_Task directions_
Output the full material exactly as it appears here.

========================================================================

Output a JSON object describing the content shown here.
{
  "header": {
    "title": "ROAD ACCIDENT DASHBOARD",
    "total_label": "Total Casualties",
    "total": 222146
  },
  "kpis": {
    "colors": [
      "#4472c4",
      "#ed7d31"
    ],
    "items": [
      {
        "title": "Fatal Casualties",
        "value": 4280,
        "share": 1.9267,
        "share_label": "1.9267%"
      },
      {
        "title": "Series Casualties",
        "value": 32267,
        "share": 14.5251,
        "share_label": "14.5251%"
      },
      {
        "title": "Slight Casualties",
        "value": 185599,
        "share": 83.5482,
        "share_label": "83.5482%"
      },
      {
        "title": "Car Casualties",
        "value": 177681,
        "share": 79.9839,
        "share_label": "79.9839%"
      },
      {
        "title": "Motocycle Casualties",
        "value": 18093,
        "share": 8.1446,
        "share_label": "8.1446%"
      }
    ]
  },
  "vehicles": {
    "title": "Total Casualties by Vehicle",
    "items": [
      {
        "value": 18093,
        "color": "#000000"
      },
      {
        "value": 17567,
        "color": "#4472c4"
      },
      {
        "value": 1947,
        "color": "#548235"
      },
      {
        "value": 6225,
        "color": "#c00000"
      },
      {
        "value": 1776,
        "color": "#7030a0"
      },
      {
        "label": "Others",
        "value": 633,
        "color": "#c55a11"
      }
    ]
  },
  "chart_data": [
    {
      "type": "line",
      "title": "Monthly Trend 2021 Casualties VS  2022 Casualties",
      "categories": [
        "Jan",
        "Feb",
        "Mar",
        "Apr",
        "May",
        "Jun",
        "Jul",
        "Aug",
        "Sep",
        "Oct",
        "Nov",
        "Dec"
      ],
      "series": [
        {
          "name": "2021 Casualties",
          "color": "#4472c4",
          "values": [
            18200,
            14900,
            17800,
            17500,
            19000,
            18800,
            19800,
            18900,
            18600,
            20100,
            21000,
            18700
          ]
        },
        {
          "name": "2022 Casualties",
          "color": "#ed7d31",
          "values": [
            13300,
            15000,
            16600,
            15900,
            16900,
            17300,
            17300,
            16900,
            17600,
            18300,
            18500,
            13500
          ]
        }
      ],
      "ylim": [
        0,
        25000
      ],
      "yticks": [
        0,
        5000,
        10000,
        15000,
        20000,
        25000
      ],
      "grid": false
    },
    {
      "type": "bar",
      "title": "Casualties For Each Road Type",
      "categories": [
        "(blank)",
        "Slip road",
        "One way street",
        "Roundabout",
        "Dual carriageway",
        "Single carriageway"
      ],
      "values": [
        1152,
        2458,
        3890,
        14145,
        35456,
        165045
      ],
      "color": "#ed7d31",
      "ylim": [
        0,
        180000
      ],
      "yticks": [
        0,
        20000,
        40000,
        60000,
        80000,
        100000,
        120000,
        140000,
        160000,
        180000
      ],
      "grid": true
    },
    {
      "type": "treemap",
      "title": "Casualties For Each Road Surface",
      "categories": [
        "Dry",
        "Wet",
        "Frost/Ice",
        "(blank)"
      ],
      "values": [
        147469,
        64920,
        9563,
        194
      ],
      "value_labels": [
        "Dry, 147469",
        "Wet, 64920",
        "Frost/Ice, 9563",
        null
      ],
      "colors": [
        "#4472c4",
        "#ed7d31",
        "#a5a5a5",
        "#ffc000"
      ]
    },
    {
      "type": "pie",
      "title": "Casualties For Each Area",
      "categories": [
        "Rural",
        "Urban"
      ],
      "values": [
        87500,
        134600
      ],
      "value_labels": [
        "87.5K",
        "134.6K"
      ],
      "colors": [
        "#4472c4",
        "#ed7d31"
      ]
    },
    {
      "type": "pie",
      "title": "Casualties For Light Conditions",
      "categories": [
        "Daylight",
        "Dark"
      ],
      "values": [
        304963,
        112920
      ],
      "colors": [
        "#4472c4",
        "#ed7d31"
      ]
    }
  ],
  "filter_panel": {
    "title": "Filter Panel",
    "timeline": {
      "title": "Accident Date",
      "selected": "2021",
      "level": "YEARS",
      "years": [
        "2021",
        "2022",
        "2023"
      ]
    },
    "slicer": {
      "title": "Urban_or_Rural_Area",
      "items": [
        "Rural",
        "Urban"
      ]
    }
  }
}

========================================================================

_Full output_
Output a JSON object describing the content shown here.
{
  "header": {
    "title": "ROAD ACCIDENT DASHBOARD",
    "total_label": "Total Casualties",
    "total": 222146
  },
  "kpis": {
    "colors": [
      "#4472c4",
      "#ed7d31"
    ],
    "items": [
      {
        "title": "Fatal Casualties",
        "value": 4280,
        "share": 1.9267,
        "share_label": "1.9267%"
      },
      {
        "title": "Series Casualties",
        "value": 32267,
        "share": 14.5251,
        "share_label": "14.5251%"
      },
      {
        "title": "Slight Casualties",
        "value": 185599,
        "share": 83.5482,
        "share_label": "83.5482%"
      },
      {
        "title": "Car Casualties",
        "value": 177681,
        "share": 79.9839,
        "share_label": "79.9839%"
      },
      {
        "title": "Motocycle Casualties",
        "value": 18093,
        "share": 8.1446,
        "share_label": "8.1446%"
      }
    ]
  },
  "vehicles": {
    "title": "Total Casualties by Vehicle",
    "items": [
      {
        "value": 18093,
        "color": "#000000"
      },
      {
        "value": 17567,
        "color": "#4472c4"
      },
      {
        "value": 1947,
        "color": "#548235"
      },
      {
        "value": 6225,
        "color": "#c00000"
      },
      {
        "value": 1776,
        "color": "#7030a0"
      },
      {
        "label": "Others",
        "value": 633,
        "color": "#c55a11"
      }
    ]
  },
  "chart_data": [
    {
      "type": "line",
      "title": "Monthly Trend 2021 Casualties VS  2022 Casualties",
      "categories": [
        "Jan",
        "Feb",
        "Mar",
        "Apr",
        "May",
        "Jun",
        "Jul",
        "Aug",
        "Sep",
        "Oct",
        "Nov",
        "Dec"
      ],
      "series": [
        {
          "name": "2021 Casualties",
          "color": "#4472c4",
          "values": [
            18200,
            14900,
            17800,
            17500,
            19000,
            18800,
            19800,
            18900,
            18600,
            20100,
            21000,
            18700
          ]
        },
        {
          "name": "2022 Casualties",
          "color": "#ed7d31",
          "values": [
            13300,
            15000,
            16600,
            15900,
            16900,
            17300,
            17300,
            16900,
            17600,
            18300,
            18500,
            13500
          ]
        }
      ],
      "ylim": [
        0,
        25000
      ],
      "yticks": [
        0,
        5000,
        10000,
        15000,
        20000,
        25000
      ],
      "grid": false
    },
    {
      "type": "bar",
      "title": "Casualties For Each Road Type",
      "categories": [
        "(blank)",
        "Slip road",
        "One way street",
        "Roundabout",
        "Dual carriageway",
        "Single carriageway"
      ],
      "values": [
        1152,
        2458,
        3890,
        14145,
        35456,
        165045
      ],
      "color": "#ed7d31",
      "ylim": [
        0,
        180000
      ],
      "yticks": [
        0,
        20000,
        40000,
        60000,
        80000,
        100000,
        120000,
        140000,
        160000,
        180000
      ],
      "grid": true
    },
    {
      "type": "treemap",
      "title": "Casualties For Each Road Surface",
      "categories": [
        "Dry",
        "Wet",
        "Frost/Ice",
        "(blank)"
      ],
      "values": [
        147469,
        64920,
        9563,
        194
      ],
      "value_labels": [
        "Dry, 147469",
        "Wet, 64920",
        "Frost/Ice, 9563",
        null
      ],
      "colors": [
        "#4472c4",
        "#ed7d31",
        "#a5a5a5",
        "#ffc000"
      ]
    },
    {
      "type": "pie",
      "title": "Casualties For Each Area",
      "categories": [
        "Rural",
        "Urban"
      ],
      "values": [
        87500,
        134600
      ],
      "value_labels": [
        "87.5K",
        "134.6K"
      ],
      "colors": [
        "#4472c4",
        "#ed7d31"
      ]
    },
    {
      "type": "pie",
      "title": "Casualties For Light Conditions",
      "categories": [
        "Daylight",
        "Dark"
      ],
      "values": [
        304963,
        112920
      ],
      "colors": [
        "#4472c4",
        "#ed7d31"
      ]
    }
  ],
  "filter_panel": {
    "title": "Filter Panel",
    "timeline": {
      "title": "Accident Date",
      "selected": "2021",
      "level": "YEARS",
      "years": [
        "2021",
        "2022",
        "2023"
      ]
    },
    "slicer": {
      "title": "Urban_or_Rural_Area",
      "items": [
        "Rural",
        "Urban"
      ]
    }
  }
}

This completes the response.